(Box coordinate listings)
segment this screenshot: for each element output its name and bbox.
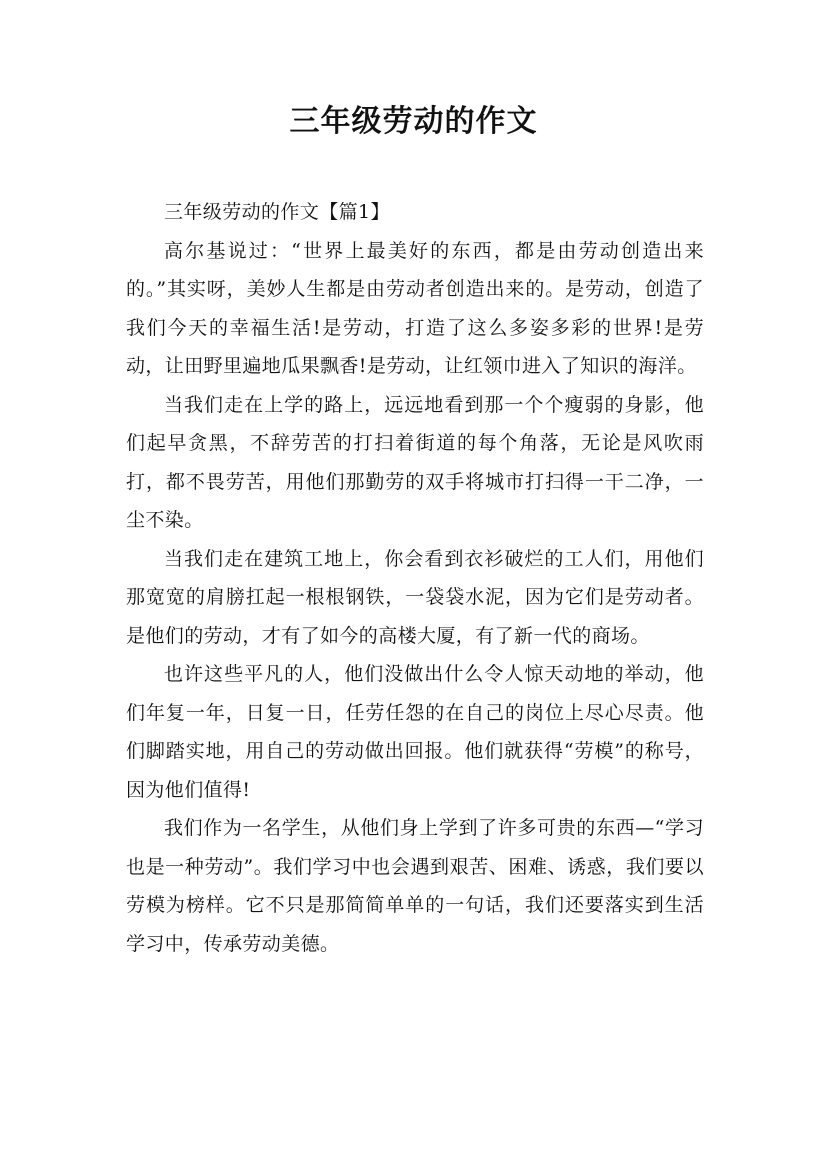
paragraph-3: 当我们走在建筑工地上，你会看到衣衫破烂的工人们，用他们那宽宽的肩膀扛起一根根钢铁，一袋袋水泥，因为它们是劳动者。是他们的劳动，才有了如今的高楼大厦，有了新一代的商场。 — [126, 547, 704, 647]
paragraph-4: 也许这些平凡的人，他们没做出什么令人惊天动地的举动，他们年复一年，日复一日，任劳任怨的在自己的岗位上尽心尽责。他们脚踏实地，用自己的劳动做出回报。他们就获得“劳模”的称号，因为他们值得! — [126, 663, 704, 801]
document-body — [126, 193, 704, 963]
paragraph-5: 我们作为一名学生，从他们身上学到了许多可贵的东西—“学习也是一种劳动”。我们学习中也会遇到艰苦、困难、诱惑，我们要以劳模为榜样。它不只是那简简单单的一句话，我们还要落实到生活学习中，传承劳动美德。 — [126, 817, 704, 955]
paragraph-2: 当我们走在上学的路上，远远地看到那一个个瘦弱的身影，他们起早贪黑，不辞劳苦的打扫着街道的每个角落，无论是风吹雨打，都不畏劳苦，用他们那勤劳的双手将城市打扫得一干二净，一尘不染。 — [126, 393, 704, 531]
paragraph-1: 高尔基说过：“世界上最美好的东西，都是由劳动创造出来的。”其实呀，美妙人生都是由劳动者创造出来的。是劳动，创造了我们今天的幸福生活!是劳动，打造了这么多姿多彩的世界!是劳动，让田野里遍地瓜果飘香!是劳动，让红领巾进入了知识的海洋。 — [126, 239, 704, 377]
section-heading: 三年级劳动的作文【篇1】 — [164, 201, 390, 223]
document-title: 三年级劳动的作文 — [289, 104, 538, 139]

### Task details
Print the lines of the entries verbatim, starting with the line that contains "547, 704, 647]" and stopping after the last line of the entries.

### Output below
paragraph-3: 当我们走在建筑工地上，你会看到衣衫破烂的工人们，用他们那宽宽的肩膀扛起一根根钢铁，一袋袋水泥，因为它们是劳动者。是他们的劳动，才有了如今的高楼大厦，有了新一代的商场。 — [126, 547, 704, 647]
paragraph-4: 也许这些平凡的人，他们没做出什么令人惊天动地的举动，他们年复一年，日复一日，任劳任怨的在自己的岗位上尽心尽责。他们脚踏实地，用自己的劳动做出回报。他们就获得“劳模”的称号，因为他们值得! — [126, 663, 704, 801]
document-body — [126, 193, 704, 963]
paragraph-5: 我们作为一名学生，从他们身上学到了许多可贵的东西—“学习也是一种劳动”。我们学习中也会遇到艰苦、困难、诱惑，我们要以劳模为榜样。它不只是那简简单单的一句话，我们还要落实到生活学习中，传承劳动美德。 — [126, 817, 704, 955]
paragraph-2: 当我们走在上学的路上，远远地看到那一个个瘦弱的身影，他们起早贪黑，不辞劳苦的打扫着街道的每个角落，无论是风吹雨打，都不畏劳苦，用他们那勤劳的双手将城市打扫得一干二净，一尘不染。 — [126, 393, 704, 531]
paragraph-1: 高尔基说过：“世界上最美好的东西，都是由劳动创造出来的。”其实呀，美妙人生都是由劳动者创造出来的。是劳动，创造了我们今天的幸福生活!是劳动，打造了这么多姿多彩的世界!是劳动，让田野里遍地瓜果飘香!是劳动，让红领巾进入了知识的海洋。 — [126, 239, 704, 377]
section-heading: 三年级劳动的作文【篇1】 — [164, 201, 390, 223]
document-title: 三年级劳动的作文 — [289, 104, 538, 139]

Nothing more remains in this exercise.